* Problem description: Output every entry exactly as written.

* Data items:

....

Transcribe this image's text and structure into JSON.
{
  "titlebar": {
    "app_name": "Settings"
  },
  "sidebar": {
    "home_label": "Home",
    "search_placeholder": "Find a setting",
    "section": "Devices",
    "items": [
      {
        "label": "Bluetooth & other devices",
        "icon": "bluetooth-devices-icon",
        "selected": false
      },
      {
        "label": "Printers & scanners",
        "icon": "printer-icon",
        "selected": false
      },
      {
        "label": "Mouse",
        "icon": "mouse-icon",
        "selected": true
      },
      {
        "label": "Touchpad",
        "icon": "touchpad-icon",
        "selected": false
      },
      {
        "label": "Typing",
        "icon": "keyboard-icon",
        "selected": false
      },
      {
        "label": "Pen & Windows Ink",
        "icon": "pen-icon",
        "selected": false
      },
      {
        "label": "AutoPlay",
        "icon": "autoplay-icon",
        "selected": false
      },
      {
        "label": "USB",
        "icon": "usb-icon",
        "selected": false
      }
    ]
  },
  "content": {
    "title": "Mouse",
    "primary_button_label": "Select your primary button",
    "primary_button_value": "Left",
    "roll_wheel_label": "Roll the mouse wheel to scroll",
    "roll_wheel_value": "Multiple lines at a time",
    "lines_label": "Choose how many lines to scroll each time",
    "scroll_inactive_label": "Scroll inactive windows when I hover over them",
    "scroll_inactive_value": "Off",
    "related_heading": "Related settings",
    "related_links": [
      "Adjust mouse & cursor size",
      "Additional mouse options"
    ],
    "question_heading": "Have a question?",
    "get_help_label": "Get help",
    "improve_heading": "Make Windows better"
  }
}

....

* Correct output:
Transcribe this image's text and structure into JSON.
{
  "titlebar": {
    "app_name": "Settings"
  },
  "sidebar": {
    "home_label": "Home",
    "search_placeholder": "Find a setting",
    "section": "Devices",
    "items": [
      {
        "label": "Bluetooth & other devices",
        "icon": "bluetooth-devices-icon",
        "selected": false
      },
      {
        "label": "Printers & scanners",
        "icon": "printer-icon",
        "selected": false
      },
      {
        "label": "Mouse",
        "icon": "mouse-icon",
        "selected": true
      },
      {
        "label": "Touchpad",
        "icon": "touchpad-icon",
        "selected": false
      },
      {
        "label": "Typing",
        "icon": "keyboard-icon",
        "selected": false
      },
      {
        "label": "Pen & Windows Ink",
        "icon": "pen-icon",
        "selected": false
      },
      {
        "label": "AutoPlay",
        "icon": "autoplay-icon",
        "selected": false
      },
      {
        "label": "USB",
        "icon": "usb-icon",
        "selected": false
      }
    ]
  },
  "content": {
    "title": "Mouse",
    "primary_button_label": "Select your primary button",
    "primary_button_value": "Left",
    "roll_wheel_label": "Roll the mouse wheel to scroll",
    "roll_wheel_value": "Multiple lines at a time",
    "lines_label": "Choose how many lines to scroll each time",
    "scroll_inactive_label": "Scroll inactive windows when I hover over them",
    "scroll_inactive_value": "Off",
    "related_heading": "Related settings",
    "related_links": [
      "Adjust mouse & cursor size",
      "Additional mouse options"
    ],
    "question_heading": "Have a question?",
    "get_help_label": "Get help",
    "improve_heading": "Make Windows better"
  }
}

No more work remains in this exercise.